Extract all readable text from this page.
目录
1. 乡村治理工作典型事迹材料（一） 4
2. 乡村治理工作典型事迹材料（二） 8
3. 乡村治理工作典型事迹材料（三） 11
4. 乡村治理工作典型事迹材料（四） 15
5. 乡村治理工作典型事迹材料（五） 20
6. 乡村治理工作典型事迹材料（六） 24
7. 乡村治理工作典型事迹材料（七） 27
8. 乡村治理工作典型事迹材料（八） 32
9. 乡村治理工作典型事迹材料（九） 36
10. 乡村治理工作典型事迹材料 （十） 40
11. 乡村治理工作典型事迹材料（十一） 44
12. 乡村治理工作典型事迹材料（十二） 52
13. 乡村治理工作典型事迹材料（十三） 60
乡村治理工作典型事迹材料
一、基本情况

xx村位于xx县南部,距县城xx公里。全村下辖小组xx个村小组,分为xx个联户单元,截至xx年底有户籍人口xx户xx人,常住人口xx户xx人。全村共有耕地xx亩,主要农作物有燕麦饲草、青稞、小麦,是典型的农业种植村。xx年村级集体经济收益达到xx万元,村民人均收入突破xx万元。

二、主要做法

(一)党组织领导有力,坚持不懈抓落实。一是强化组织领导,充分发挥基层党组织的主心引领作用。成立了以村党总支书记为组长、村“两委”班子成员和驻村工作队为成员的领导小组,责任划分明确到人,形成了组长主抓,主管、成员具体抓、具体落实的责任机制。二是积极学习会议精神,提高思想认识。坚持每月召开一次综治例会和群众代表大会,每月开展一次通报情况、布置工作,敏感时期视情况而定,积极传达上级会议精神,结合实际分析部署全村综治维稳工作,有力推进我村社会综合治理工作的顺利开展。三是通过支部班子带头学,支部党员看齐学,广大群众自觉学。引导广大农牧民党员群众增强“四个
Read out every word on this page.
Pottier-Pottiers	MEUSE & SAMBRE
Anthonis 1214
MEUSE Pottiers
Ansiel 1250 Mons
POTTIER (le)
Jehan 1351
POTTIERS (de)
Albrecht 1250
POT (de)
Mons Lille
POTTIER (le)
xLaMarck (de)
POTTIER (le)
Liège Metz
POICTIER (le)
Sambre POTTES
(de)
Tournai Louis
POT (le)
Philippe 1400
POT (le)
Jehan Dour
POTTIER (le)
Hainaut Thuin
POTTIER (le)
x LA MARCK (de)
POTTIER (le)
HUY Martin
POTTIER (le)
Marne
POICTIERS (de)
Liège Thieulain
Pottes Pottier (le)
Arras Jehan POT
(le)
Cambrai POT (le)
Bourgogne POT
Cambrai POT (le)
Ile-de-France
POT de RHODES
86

========

What needs duplicating is the run of lines from the one containing "Read out every word on this page." through the last line of the entries above, exact and complete.

Read out every word on this page.
Pottier-Pottiers	MEUSE & SAMBRE
Anthonis 1214
MEUSE Pottiers
Ansiel 1250 Mons
POTTIER (le)
Jehan 1351
POTTIERS (de)
Albrecht 1250
POT (de)
Mons Lille
POTTIER (le)
xLaMarck (de)
POTTIER (le)
Liège Metz
POICTIER (le)
Sambre POTTES
(de)
Tournai Louis
POT (le)
Philippe 1400
POT (le)
Jehan Dour
POTTIER (le)
Hainaut Thuin
POTTIER (le)
x LA MARCK (de)
POTTIER (le)
HUY Martin
POTTIER (le)
Marne
POICTIERS (de)
Liège Thieulain
Pottes Pottier (le)
Arras Jehan POT
(le)
Cambrai POT (le)
Bourgogne POT
Cambrai POT (le)
Ile-de-France
POT de RHODES
86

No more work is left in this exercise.